-- BEGIN --

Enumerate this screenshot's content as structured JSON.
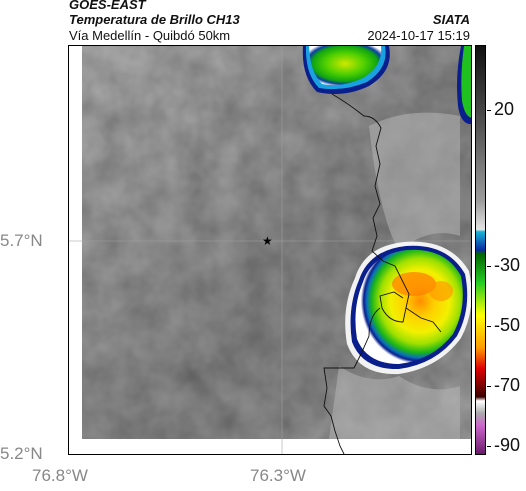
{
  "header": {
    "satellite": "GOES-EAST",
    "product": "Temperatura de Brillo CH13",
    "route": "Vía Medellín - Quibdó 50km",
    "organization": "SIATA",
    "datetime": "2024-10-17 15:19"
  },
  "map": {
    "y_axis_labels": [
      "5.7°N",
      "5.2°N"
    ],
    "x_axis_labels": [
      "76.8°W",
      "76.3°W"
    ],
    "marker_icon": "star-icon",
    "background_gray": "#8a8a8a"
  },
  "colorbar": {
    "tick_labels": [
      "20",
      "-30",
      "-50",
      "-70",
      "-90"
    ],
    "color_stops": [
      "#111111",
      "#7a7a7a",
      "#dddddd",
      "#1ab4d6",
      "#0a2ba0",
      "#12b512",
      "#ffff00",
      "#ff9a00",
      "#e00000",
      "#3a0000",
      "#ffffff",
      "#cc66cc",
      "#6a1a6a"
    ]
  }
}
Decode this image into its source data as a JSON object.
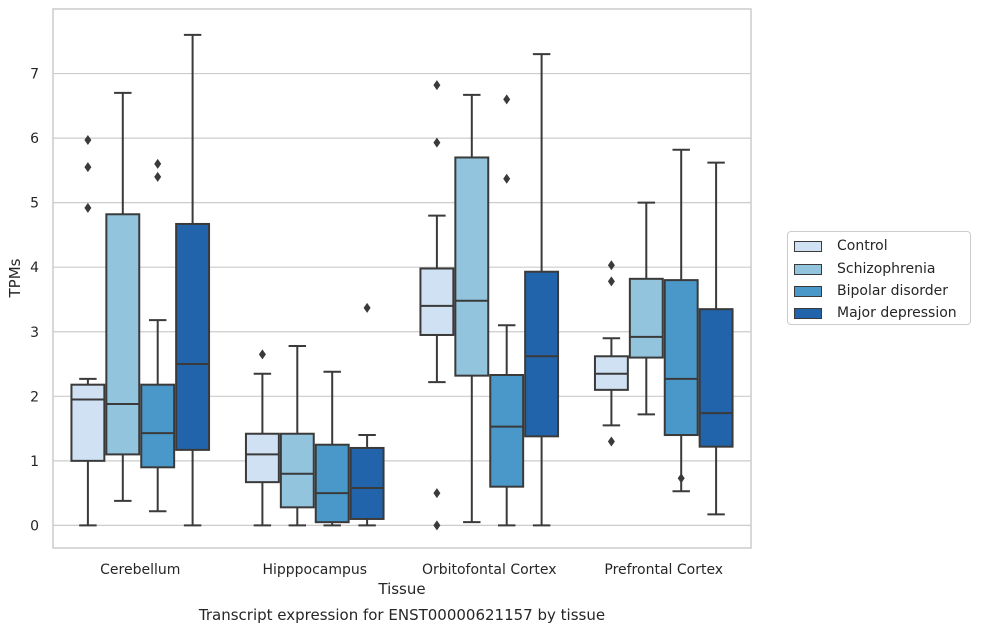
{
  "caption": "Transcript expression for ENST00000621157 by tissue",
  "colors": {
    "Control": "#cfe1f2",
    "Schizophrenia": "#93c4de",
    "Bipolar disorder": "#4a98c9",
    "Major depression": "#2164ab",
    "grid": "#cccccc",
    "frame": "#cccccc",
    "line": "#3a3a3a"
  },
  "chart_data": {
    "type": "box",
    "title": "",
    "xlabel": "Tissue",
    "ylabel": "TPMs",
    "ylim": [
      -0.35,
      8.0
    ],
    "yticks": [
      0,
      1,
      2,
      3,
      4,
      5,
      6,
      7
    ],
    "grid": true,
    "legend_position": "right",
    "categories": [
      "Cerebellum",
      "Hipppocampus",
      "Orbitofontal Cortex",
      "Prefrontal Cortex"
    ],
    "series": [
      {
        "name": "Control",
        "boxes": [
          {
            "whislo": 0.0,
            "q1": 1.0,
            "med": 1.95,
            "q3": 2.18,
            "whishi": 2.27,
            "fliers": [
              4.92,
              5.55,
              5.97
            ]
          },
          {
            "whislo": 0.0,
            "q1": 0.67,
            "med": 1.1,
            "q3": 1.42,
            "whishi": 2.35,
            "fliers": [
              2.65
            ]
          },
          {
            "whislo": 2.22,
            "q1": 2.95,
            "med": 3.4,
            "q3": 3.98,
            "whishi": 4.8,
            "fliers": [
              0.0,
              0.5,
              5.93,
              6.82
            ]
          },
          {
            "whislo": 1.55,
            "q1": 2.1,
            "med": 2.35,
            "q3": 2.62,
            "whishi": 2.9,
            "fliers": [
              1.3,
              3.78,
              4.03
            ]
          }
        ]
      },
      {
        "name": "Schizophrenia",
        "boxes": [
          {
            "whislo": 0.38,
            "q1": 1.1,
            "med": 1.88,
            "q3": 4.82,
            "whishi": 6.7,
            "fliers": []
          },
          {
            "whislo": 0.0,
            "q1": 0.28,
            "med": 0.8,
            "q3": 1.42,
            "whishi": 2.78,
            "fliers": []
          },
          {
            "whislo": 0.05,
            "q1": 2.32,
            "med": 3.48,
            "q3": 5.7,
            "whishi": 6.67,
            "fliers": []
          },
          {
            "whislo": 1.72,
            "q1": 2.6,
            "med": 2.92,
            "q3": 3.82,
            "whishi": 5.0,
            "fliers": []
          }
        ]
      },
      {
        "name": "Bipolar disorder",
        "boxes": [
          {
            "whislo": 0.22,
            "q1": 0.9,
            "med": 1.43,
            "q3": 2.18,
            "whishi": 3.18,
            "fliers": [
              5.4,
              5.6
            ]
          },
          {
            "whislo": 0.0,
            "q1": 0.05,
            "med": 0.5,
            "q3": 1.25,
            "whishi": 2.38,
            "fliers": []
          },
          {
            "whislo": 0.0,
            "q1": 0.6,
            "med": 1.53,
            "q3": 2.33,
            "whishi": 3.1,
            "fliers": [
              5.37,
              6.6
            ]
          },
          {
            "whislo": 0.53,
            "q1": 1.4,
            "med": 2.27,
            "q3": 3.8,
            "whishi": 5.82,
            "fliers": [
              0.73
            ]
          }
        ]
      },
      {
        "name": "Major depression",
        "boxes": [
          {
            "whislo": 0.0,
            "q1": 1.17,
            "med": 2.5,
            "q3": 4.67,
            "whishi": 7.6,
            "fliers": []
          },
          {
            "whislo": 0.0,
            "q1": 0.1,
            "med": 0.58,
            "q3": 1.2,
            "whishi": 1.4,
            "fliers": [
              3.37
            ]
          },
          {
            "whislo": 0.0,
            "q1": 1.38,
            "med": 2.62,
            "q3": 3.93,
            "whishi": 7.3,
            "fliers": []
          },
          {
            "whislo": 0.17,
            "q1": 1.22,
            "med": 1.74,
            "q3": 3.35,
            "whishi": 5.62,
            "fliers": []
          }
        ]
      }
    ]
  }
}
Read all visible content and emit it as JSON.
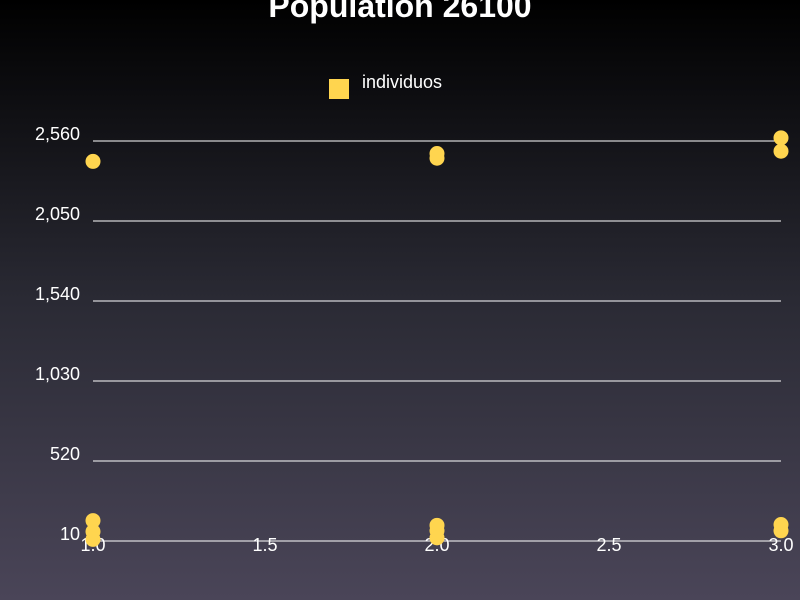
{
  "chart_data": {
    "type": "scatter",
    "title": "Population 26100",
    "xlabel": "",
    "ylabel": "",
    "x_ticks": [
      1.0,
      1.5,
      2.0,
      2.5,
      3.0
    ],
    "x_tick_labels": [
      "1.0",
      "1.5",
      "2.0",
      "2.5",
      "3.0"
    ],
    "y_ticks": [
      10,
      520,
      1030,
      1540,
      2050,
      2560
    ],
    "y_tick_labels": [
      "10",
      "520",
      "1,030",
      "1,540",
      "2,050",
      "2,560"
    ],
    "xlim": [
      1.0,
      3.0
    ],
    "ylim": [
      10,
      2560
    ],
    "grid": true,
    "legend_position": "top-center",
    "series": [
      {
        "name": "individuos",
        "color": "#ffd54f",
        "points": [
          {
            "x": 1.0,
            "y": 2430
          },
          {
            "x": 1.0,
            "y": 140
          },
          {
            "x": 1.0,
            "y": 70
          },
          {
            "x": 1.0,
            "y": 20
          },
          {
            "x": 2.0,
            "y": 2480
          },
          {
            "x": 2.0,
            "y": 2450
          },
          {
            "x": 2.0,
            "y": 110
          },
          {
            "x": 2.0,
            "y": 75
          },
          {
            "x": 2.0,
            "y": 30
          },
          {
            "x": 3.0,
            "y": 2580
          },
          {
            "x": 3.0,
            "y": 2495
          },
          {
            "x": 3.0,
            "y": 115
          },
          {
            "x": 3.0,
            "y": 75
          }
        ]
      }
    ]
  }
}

-- END --

● **What you have to do**
Reproduce all of the material above word for word. Omit the pictures.

● **Finished exercise**
Enumerate this screenshot's content as structured JSON.
{
  "header": {
    "satellite": "GOES-EAST",
    "product": "Temperatura de Brillo CH13",
    "route": "Vía Medellín - Quibdó 50km",
    "organization": "SIATA",
    "datetime": "2024-10-17 15:19"
  },
  "map": {
    "y_axis_labels": [
      "5.7°N",
      "5.2°N"
    ],
    "x_axis_labels": [
      "76.8°W",
      "76.3°W"
    ],
    "marker_icon": "star-icon",
    "background_gray": "#8a8a8a"
  },
  "colorbar": {
    "tick_labels": [
      "20",
      "-30",
      "-50",
      "-70",
      "-90"
    ],
    "color_stops": [
      "#111111",
      "#7a7a7a",
      "#dddddd",
      "#1ab4d6",
      "#0a2ba0",
      "#12b512",
      "#ffff00",
      "#ff9a00",
      "#e00000",
      "#3a0000",
      "#ffffff",
      "#cc66cc",
      "#6a1a6a"
    ]
  }
}
Decode this image into its source data as a JSON object.
{
  "caption": "Transcript expression for ENST00000621157 by tissue",
  "colors": {
    "Control": "#cfe1f2",
    "Schizophrenia": "#93c4de",
    "Bipolar disorder": "#4a98c9",
    "Major depression": "#2164ab",
    "grid": "#cccccc",
    "frame": "#cccccc",
    "line": "#3a3a3a"
  },
  "chart_data": {
    "type": "box",
    "title": "",
    "xlabel": "Tissue",
    "ylabel": "TPMs",
    "ylim": [
      -0.35,
      8.0
    ],
    "yticks": [
      0,
      1,
      2,
      3,
      4,
      5,
      6,
      7
    ],
    "grid": true,
    "legend_position": "right",
    "categories": [
      "Cerebellum",
      "Hipppocampus",
      "Orbitofontal Cortex",
      "Prefrontal Cortex"
    ],
    "series": [
      {
        "name": "Control",
        "boxes": [
          {
            "whislo": 0.0,
            "q1": 1.0,
            "med": 1.95,
            "q3": 2.18,
            "whishi": 2.27,
            "fliers": [
              4.92,
              5.55,
              5.97
            ]
          },
          {
            "whislo": 0.0,
            "q1": 0.67,
            "med": 1.1,
            "q3": 1.42,
            "whishi": 2.35,
            "fliers": [
              2.65
            ]
          },
          {
            "whislo": 2.22,
            "q1": 2.95,
            "med": 3.4,
            "q3": 3.98,
            "whishi": 4.8,
            "fliers": [
              0.0,
              0.5,
              5.93,
              6.82
            ]
          },
          {
            "whislo": 1.55,
            "q1": 2.1,
            "med": 2.35,
            "q3": 2.62,
            "whishi": 2.9,
            "fliers": [
              1.3,
              3.78,
              4.03
            ]
          }
        ]
      },
      {
        "name": "Schizophrenia",
        "boxes": [
          {
            "whislo": 0.38,
            "q1": 1.1,
            "med": 1.88,
            "q3": 4.82,
            "whishi": 6.7,
            "fliers": []
          },
          {
            "whislo": 0.0,
            "q1": 0.28,
            "med": 0.8,
            "q3": 1.42,
            "whishi": 2.78,
            "fliers": []
          },
          {
            "whislo": 0.05,
            "q1": 2.32,
            "med": 3.48,
            "q3": 5.7,
            "whishi": 6.67,
            "fliers": []
          },
          {
            "whislo": 1.72,
            "q1": 2.6,
            "med": 2.92,
            "q3": 3.82,
            "whishi": 5.0,
            "fliers": []
          }
        ]
      },
      {
        "name": "Bipolar disorder",
        "boxes": [
          {
            "whislo": 0.22,
            "q1": 0.9,
            "med": 1.43,
            "q3": 2.18,
            "whishi": 3.18,
            "fliers": [
              5.4,
              5.6
            ]
          },
          {
            "whislo": 0.0,
            "q1": 0.05,
            "med": 0.5,
            "q3": 1.25,
            "whishi": 2.38,
            "fliers": []
          },
          {
            "whislo": 0.0,
            "q1": 0.6,
            "med": 1.53,
            "q3": 2.33,
            "whishi": 3.1,
            "fliers": [
              5.37,
              6.6
            ]
          },
          {
            "whislo": 0.53,
            "q1": 1.4,
            "med": 2.27,
            "q3": 3.8,
            "whishi": 5.82,
            "fliers": [
              0.73
            ]
          }
        ]
      },
      {
        "name": "Major depression",
        "boxes": [
          {
            "whislo": 0.0,
            "q1": 1.17,
            "med": 2.5,
            "q3": 4.67,
            "whishi": 7.6,
            "fliers": []
          },
          {
            "whislo": 0.0,
            "q1": 0.1,
            "med": 0.58,
            "q3": 1.2,
            "whishi": 1.4,
            "fliers": [
              3.37
            ]
          },
          {
            "whislo": 0.0,
            "q1": 1.38,
            "med": 2.62,
            "q3": 3.93,
            "whishi": 7.3,
            "fliers": []
          },
          {
            "whislo": 0.17,
            "q1": 1.22,
            "med": 1.74,
            "q3": 3.35,
            "whishi": 5.62,
            "fliers": []
          }
        ]
      }
    ]
  }
}
Read all visible content and emit it as JSON.
{
  "chart_data": {
    "type": "scatter",
    "title": "Population 26100",
    "xlabel": "",
    "ylabel": "",
    "x_ticks": [
      1.0,
      1.5,
      2.0,
      2.5,
      3.0
    ],
    "x_tick_labels": [
      "1.0",
      "1.5",
      "2.0",
      "2.5",
      "3.0"
    ],
    "y_ticks": [
      10,
      520,
      1030,
      1540,
      2050,
      2560
    ],
    "y_tick_labels": [
      "10",
      "520",
      "1,030",
      "1,540",
      "2,050",
      "2,560"
    ],
    "xlim": [
      1.0,
      3.0
    ],
    "ylim": [
      10,
      2560
    ],
    "grid": true,
    "legend_position": "top-center",
    "series": [
      {
        "name": "individuos",
        "color": "#ffd54f",
        "points": [
          {
            "x": 1.0,
            "y": 2430
          },
          {
            "x": 1.0,
            "y": 140
          },
          {
            "x": 1.0,
            "y": 70
          },
          {
            "x": 1.0,
            "y": 20
          },
          {
            "x": 2.0,
            "y": 2480
          },
          {
            "x": 2.0,
            "y": 2450
          },
          {
            "x": 2.0,
            "y": 110
          },
          {
            "x": 2.0,
            "y": 75
          },
          {
            "x": 2.0,
            "y": 30
          },
          {
            "x": 3.0,
            "y": 2580
          },
          {
            "x": 3.0,
            "y": 2495
          },
          {
            "x": 3.0,
            "y": 115
          },
          {
            "x": 3.0,
            "y": 75
          }
        ]
      }
    ]
  }
}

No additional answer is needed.